▸ What is asked:
Copy out the listing that follows exactly, dropping every picture.

[Stored entries]
----

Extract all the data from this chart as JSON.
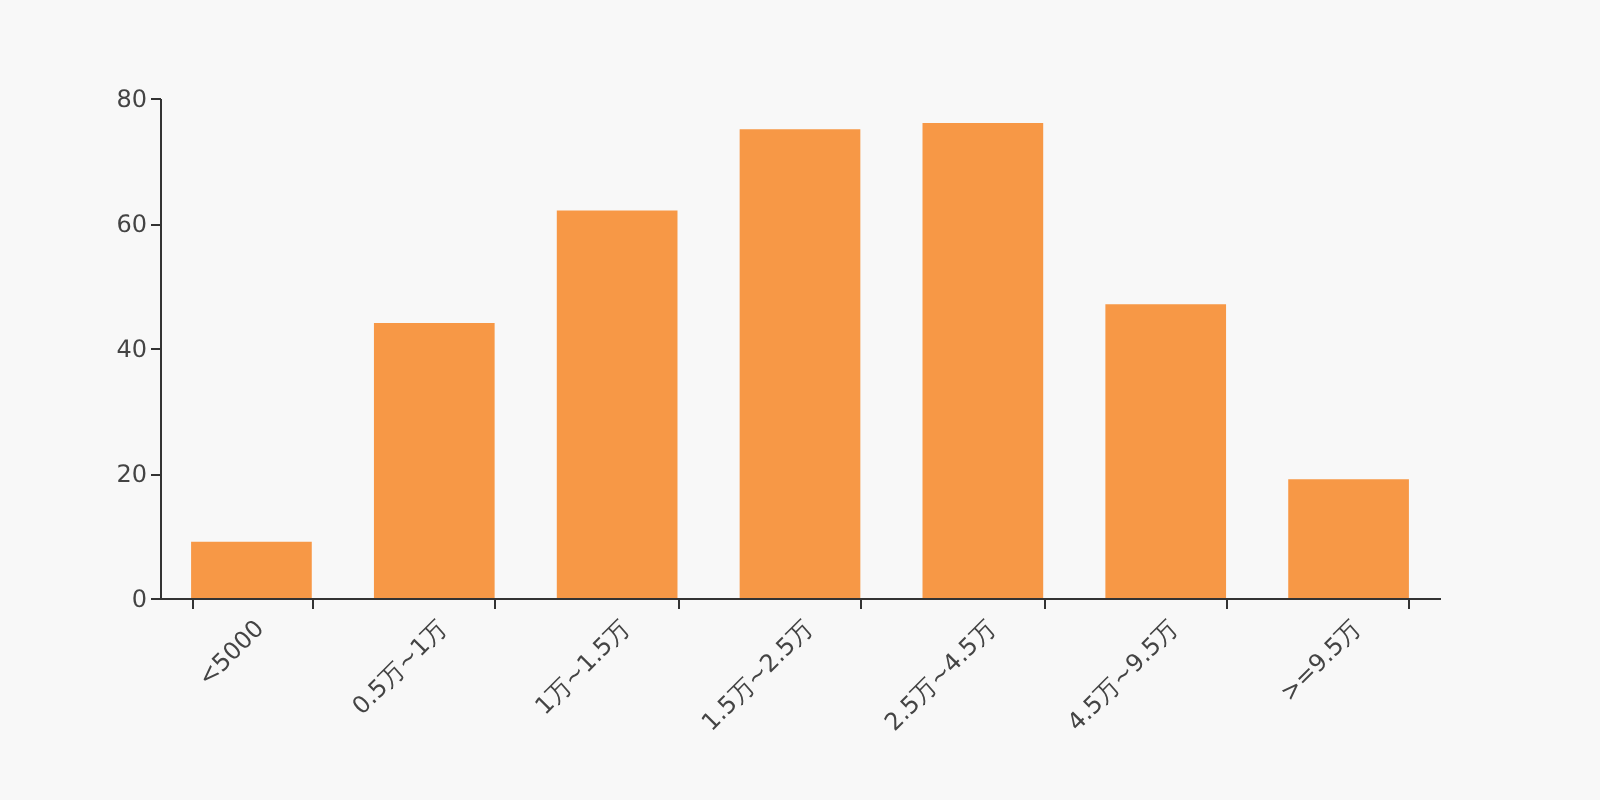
{
  "chart_data": {
    "type": "bar",
    "categories": [
      "<5000",
      "0.5万~1万",
      "1万~1.5万",
      "1.5万~2.5万",
      "2.5万~4.5万",
      "4.5万~9.5万",
      ">=9.5万"
    ],
    "values": [
      9,
      44,
      62,
      75,
      76,
      47,
      19
    ],
    "color": "#f79846",
    "ylim": [
      0,
      80
    ],
    "yticks": [
      0,
      20,
      40,
      60,
      80
    ],
    "grid": false
  }
}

----

▸ Answer:
Extract all the data from this chart as JSON.
{
  "chart_data": {
    "type": "bar",
    "categories": [
      "<5000",
      "0.5万~1万",
      "1万~1.5万",
      "1.5万~2.5万",
      "2.5万~4.5万",
      "4.5万~9.5万",
      ">=9.5万"
    ],
    "values": [
      9,
      44,
      62,
      75,
      76,
      47,
      19
    ],
    "color": "#f79846",
    "ylim": [
      0,
      80
    ],
    "yticks": [
      0,
      20,
      40,
      60,
      80
    ],
    "grid": false
  }
}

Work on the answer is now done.